• **Gestellte Aufgabe 1**
Schreibe aus dem Text über Modetrends den Abschnitt zwischen „Wieso gefallen dir“ und „Mode-Verachter, ein Irrtum!“ einschließlich wortgetreu ab.

• **Auszug aus Quelle**
>>>>>

Wieso gefallen dir denn „plötzlich“ weiße Sneakers? Oder Jeans mit Fransen-Saum? Weine aus der Region? Ist das alles nur reine Willkür der wankelmütigen Mode-Industrie? Nein.
„Und, was ist gerade so im Trend?“. Keine Frage hört man als Modejournalist wohl häufiger von Freunden oder beim ersten Small-Talk mit neuen Bekanntschaften. Gleichwohl werden die meisten Menschen direkt hinterherschieben, dass sie sich gar nicht für Trends interessieren und einfach anziehen, was Ihnen gefällt, um keinem Trend hinterherzulaufen“. Das ist, liebe Mode-Verachter, ein Irrtum!
Vom Catwalk auf den Wühltisch
Viele werden folgende berühmte Szene aus dem Kino-Erfolg „Der Teufel trägt Prada“ kennen: Die neue Assistentin Andy (Anne Hathaway) fremdelt noch mit der High Fashion Welt, sie schmunzelt darüber, dass zwei Redakteurinnen intensiv darüber grübeln, welchen Gürtel sie für einen Look auswählen – für Andy sehen die Gürtel nahezu identisch aus.

<<<<<

• **Gestellte Aufgabe 2**
Formatiere die Zeilen der Auflistung zwischen der Zeile mit „fig1-caption: Fig. 1“ und der Zeile mit „fig2-label-liftgate: LIFTGATE (555, 971, 608, 983)“ einschließlich als Markdown-Tabelle mit der Spalte Nr für die Zeilennummer und der Spalte Inhalt für die Zeile selbst. Lass dabei Leerzeilen weg.

• **Gegebene Angaben**
>>>>>

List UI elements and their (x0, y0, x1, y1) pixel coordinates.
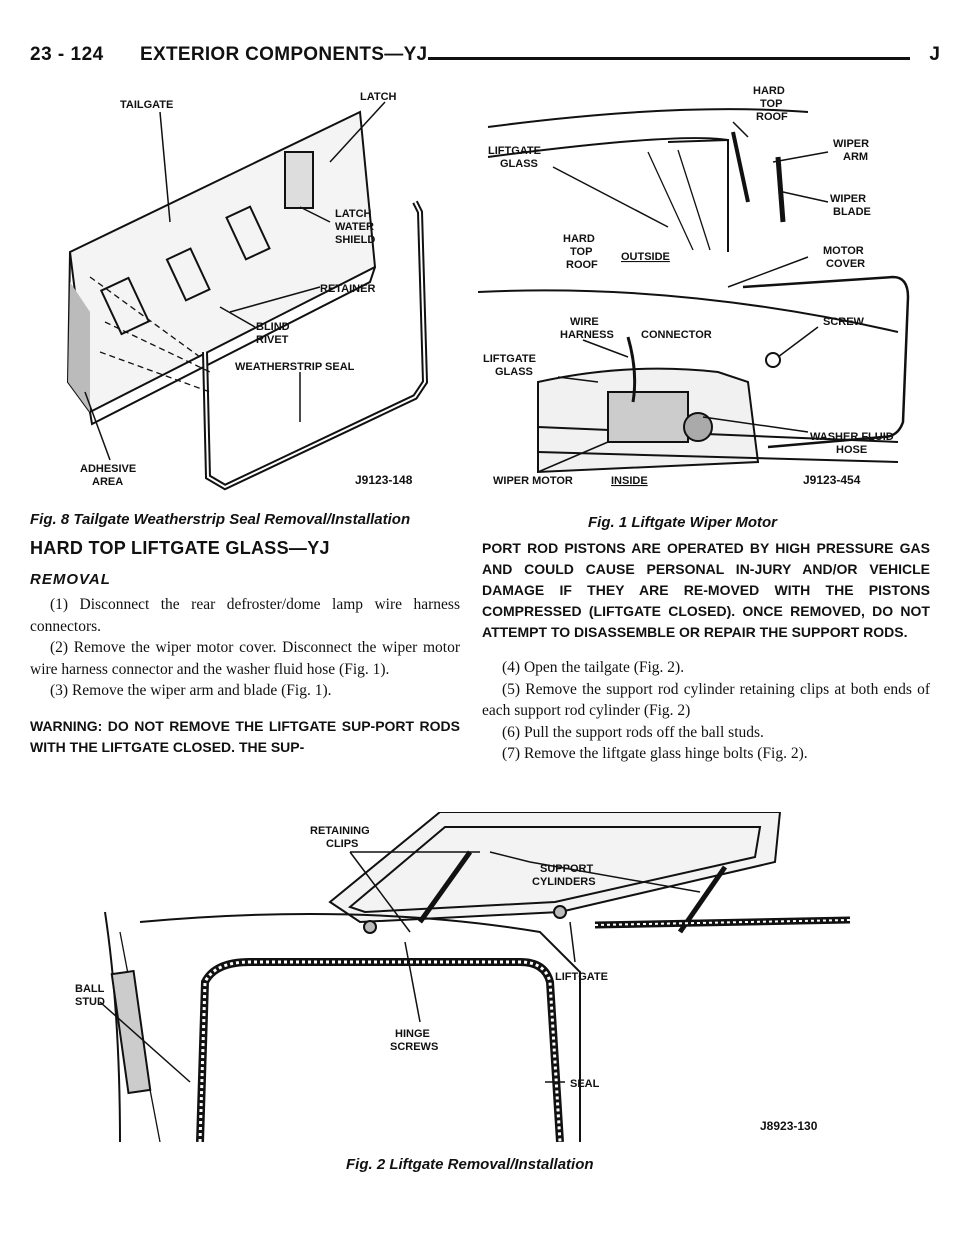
fig1-caption: Fig. 1 Liftgate Wiper Motor (588, 514, 778, 531)
fig2-label-seal: SEAL (570, 1078, 600, 1090)
step-1: (1) Disconnect the rear defroster/dome lamp wire harness connectors. (30, 596, 460, 635)
fig1-label-motor-cover-1: MOTOR (823, 245, 864, 257)
fig1-label-connector: CONNECTOR (641, 329, 712, 341)
removal-subheading: REMOVAL (30, 571, 111, 588)
fig8-drawing (30, 82, 460, 500)
fig1-label-liftgate-glass-2: GLASS (500, 158, 538, 170)
fig8-label-blind-2: RIVET (256, 334, 289, 346)
fig1-label-hard-top-b-3: ROOF (566, 259, 598, 271)
fig8-label-latch-water-2: WATER (335, 221, 374, 233)
fig1-label-inside: INSIDE (611, 475, 648, 487)
page-number: 23 - 124 (30, 44, 104, 65)
step-7: (7) Remove the liftgate glass hinge bolts (Fig. 2). (502, 745, 808, 762)
fig8-illustration (30, 82, 460, 500)
fig2-label-liftgate: LIFTGATE (555, 971, 608, 983)
header-letter: J (929, 44, 940, 65)
fig2-label-support-1: SUPPORT (540, 863, 594, 875)
fig2-label-hinge-2: SCREWS (390, 1041, 439, 1053)
fig1-label-wire-2: HARNESS (560, 329, 614, 341)
fig8-label-blind-1: BLIND (256, 321, 290, 333)
page-header (30, 44, 940, 74)
fig2-label-hinge-1: HINGE (395, 1028, 430, 1040)
section-heading: HARD TOP LIFTGATE GLASS—YJ (30, 538, 330, 558)
fig1-label-liftgate-glass-b-1: LIFTGATE (483, 353, 536, 365)
fig2-label-retaining-2: CLIPS (326, 838, 359, 850)
step-4: (4) Open the tailgate (Fig. 2). (502, 659, 685, 676)
fig1-label-liftgate-glass-b-2: GLASS (495, 366, 533, 378)
fig2-label-support-2: CYLINDERS (532, 876, 596, 888)
fig1-label-screw: SCREW (823, 316, 864, 328)
fig1-label-wire-1: WIRE (570, 316, 599, 328)
right-text-column (482, 538, 930, 765)
warning-continued: PORT ROD PISTONS ARE OPERATED BY HIGH PRESSURE GAS AND COULD CAUSE PERSONAL IN-JURY AND/OR VEHICLE DAMAGE IF THEY ARE RE-MOVED WITH THE PISTONS COMPRESSED (LIFTGATE CLOSED). ONCE REMOVED, DO NOT ATTEMPT TO DISASSEMBLE OR REPAIR THE SUPPORT RODS. (482, 540, 930, 640)
fig1-illustration (478, 82, 930, 502)
step-5: (5) Remove the support rod cylinder retaining clips at both ends of each support rod cylinder (Fig. 2) (482, 680, 930, 719)
fig8-label-latch-water-1: LATCH (335, 208, 372, 220)
fig1-label-liftgate-glass-1: LIFTGATE (488, 145, 541, 157)
fig8-label-latch-water-3: SHIELD (335, 234, 376, 246)
fig2-label-retaining-1: RETAINING (310, 825, 370, 837)
fig2-label-ball-1: BALL (75, 983, 105, 995)
fig1-label-wiper-blade-2: BLADE (833, 206, 871, 218)
fig1-code: J9123-454 (803, 473, 861, 487)
fig8-label-tailgate: TAILGATE (120, 99, 174, 111)
header-rule (428, 57, 910, 60)
fig1-drawing (478, 82, 930, 502)
section-title: EXTERIOR COMPONENTS—YJ (140, 44, 428, 65)
fig2-drawing (60, 812, 900, 1142)
fig8-label-retainer: RETAINER (320, 283, 376, 295)
fig8-label-adhesive-1: ADHESIVE (80, 463, 137, 475)
fig1-label-washer-1: WASHER FLUID (810, 431, 894, 443)
step-3: (3) Remove the wiper arm and blade (Fig. 1). (50, 682, 332, 699)
step-2: (2) Remove the wiper motor cover. Disconnect the wiper motor wire harness connector and the washer fluid hose (Fig. 1). (30, 639, 460, 678)
fig1-label-washer-2: HOSE (836, 444, 868, 456)
left-text-column (30, 594, 460, 758)
fig1-label-outside: OUTSIDE (621, 251, 670, 263)
fig2-label-ball-2: STUD (75, 996, 105, 1008)
fig1-label-hard-top-1: HARD (753, 85, 785, 97)
fig8-label-adhesive-2: AREA (92, 476, 124, 488)
fig2-caption: Fig. 2 Liftgate Removal/Installation (346, 1156, 594, 1173)
fig2-illustration (60, 812, 900, 1142)
fig1-label-wiper-arm-1: WIPER (833, 138, 870, 150)
fig1-label-wiper-blade-1: WIPER (830, 193, 867, 205)
fig1-label-hard-top-b-2: TOP (570, 246, 593, 258)
warning-start: WARNING: DO NOT REMOVE THE LIFTGATE SUP-PORT RODS WITH THE LIFTGATE CLOSED. THE SUP- (30, 717, 460, 755)
fig8-label-latch: LATCH (360, 91, 397, 103)
fig8-code: J9123-148 (355, 473, 413, 487)
fig1-label-wiper-arm-2: ARM (843, 151, 869, 163)
fig1-label-wiper-motor: WIPER MOTOR (493, 475, 573, 487)
fig1-label-hard-top-3: ROOF (756, 111, 788, 123)
fig1-label-motor-cover-2: COVER (826, 258, 866, 270)
fig2-code: J8923-130 (760, 1119, 818, 1133)
fig8-label-weatherstrip: WEATHERSTRIP SEAL (235, 361, 355, 373)
step-6: (6) Pull the support rods off the ball studs. (502, 723, 764, 741)
fig1-label-hard-top-b-1: HARD (563, 233, 595, 245)
fig1-label-hard-top-2: TOP (760, 98, 783, 110)
fig8-caption: Fig. 8 Tailgate Weatherstrip Seal Removal/Installation (30, 511, 411, 528)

<<<<<

• **Ergebnis der Aufgabe 1**
Wieso gefallen dir denn „plötzlich“ weiße Sneakers? Oder Jeans mit Fransen-Saum? Weine aus der Region? Ist das alles nur reine Willkür der wankelmütigen Mode-Industrie? Nein.
„Und, was ist gerade so im Trend?“. Keine Frage hört man als Modejournalist wohl häufiger von Freunden oder beim ersten Small-Talk mit neuen Bekanntschaften. Gleichwohl werden die meisten Menschen direkt hinterherschieben, dass sie sich gar nicht für Trends interessieren und einfach anziehen, was Ihnen gefällt, um keinem Trend hinterherzulaufen“. Das ist, liebe Mode-Verachter, ein Irrtum!

• **Ergebnis der Aufgabe 2**
| Nr | Inhalt |
|---|---|
| 1 | fig1-caption: Fig. 1 Liftgate Wiper Motor (588, 514, 778, 531) |
| 2 | fig2-label-seal: SEAL (570, 1078, 600, 1090) |
| 3 | step-1: (1) Disconnect the rear defroster/dome lamp wire harness connectors. (30, 596, 460, 635) |
| 4 | fig1-label-motor-cover-1: MOTOR (823, 245, 864, 257) |
| 5 | fig1-label-connector: CONNECTOR (641, 329, 712, 341) |
| 6 | removal-subheading: REMOVAL (30, 571, 111, 588) |
| 7 | fig8-drawing (30, 82, 460, 500) |
| 8 | fig1-label-liftgate-glass-2: GLASS (500, 158, 538, 170) |
| 9 | fig8-label-blind-2: RIVET (256, 334, 289, 346) |
| 10 | fig1-label-hard-top-b-3: ROOF (566, 259, 598, 271) |
| 11 | fig8-label-latch-water-2: WATER (335, 221, 374, 233) |
| 12 | fig1-label-inside: INSIDE (611, 475, 648, 487) |
| 13 | page-number: 23 - 124 (30, 44, 104, 65) |
| 14 | step-7: (7) Remove the liftgate glass hinge bolts (Fig. 2). (502, 745, 808, 762) |
| 15 | fig8-illustration (30, 82, 460, 500) |
| 16 | fig2-label-liftgate: LIFTGATE (555, 971, 608, 983) |